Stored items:
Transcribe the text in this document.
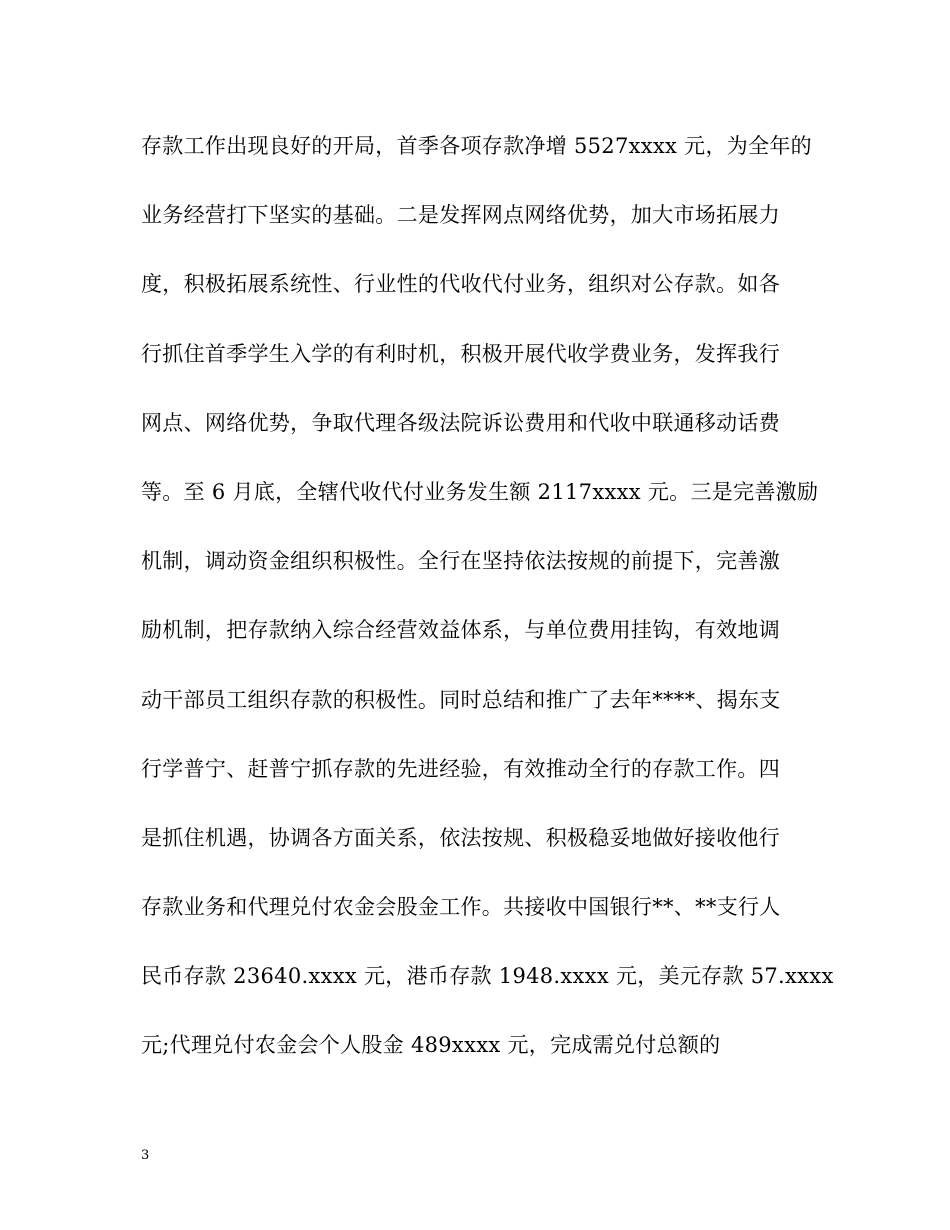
存款工作出现良好的开局，首季各项存款净增 5527xxxx 元，为全年的
业务经营打下坚实的基础。二是发挥网点网络优势，加大市场拓展力
度，积极拓展系统性、行业性的代收代付业务，组织对公存款。如各
行抓住首季学生入学的有利时机，积极开展代收学费业务，发挥我行
网点、网络优势，争取代理各级法院诉讼费用和代收中联通移动话费
等。至 6 月底，全辖代收代付业务发生额 2117xxxx 元。三是完善激励
机制，调动资金组织积极性。全行在坚持依法按规的前提下，完善激
励机制，把存款纳入综合经营效益体系，与单位费用挂钩，有效地调
动干部员工组织存款的积极性。同时总结和推广了去年****、揭东支
行学普宁、赶普宁抓存款的先进经验，有效推动全行的存款工作。四
是抓住机遇，协调各方面关系，依法按规、积极稳妥地做好接收他行
存款业务和代理兑付农金会股金工作。共接收中国银行**、**支行人
民币存款 23640.xxxx 元，港币存款 1948.xxxx 元，美元存款 57.xxxx
元;代理兑付农金会个人股金 489xxxx 元，完成需兑付总额的
3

§ THE TASK:
Give every record again exactly, apart from the pictures, which stay out.

§ CORRECT ANSWER:
Transcribe the text in this document.
存款工作出现良好的开局，首季各项存款净增 5527xxxx 元，为全年的
业务经营打下坚实的基础。二是发挥网点网络优势，加大市场拓展力
度，积极拓展系统性、行业性的代收代付业务，组织对公存款。如各
行抓住首季学生入学的有利时机，积极开展代收学费业务，发挥我行
网点、网络优势，争取代理各级法院诉讼费用和代收中联通移动话费
等。至 6 月底，全辖代收代付业务发生额 2117xxxx 元。三是完善激励
机制，调动资金组织积极性。全行在坚持依法按规的前提下，完善激
励机制，把存款纳入综合经营效益体系，与单位费用挂钩，有效地调
动干部员工组织存款的积极性。同时总结和推广了去年****、揭东支
行学普宁、赶普宁抓存款的先进经验，有效推动全行的存款工作。四
是抓住机遇，协调各方面关系，依法按规、积极稳妥地做好接收他行
存款业务和代理兑付农金会股金工作。共接收中国银行**、**支行人
民币存款 23640.xxxx 元，港币存款 1948.xxxx 元，美元存款 57.xxxx
元;代理兑付农金会个人股金 489xxxx 元，完成需兑付总额的
3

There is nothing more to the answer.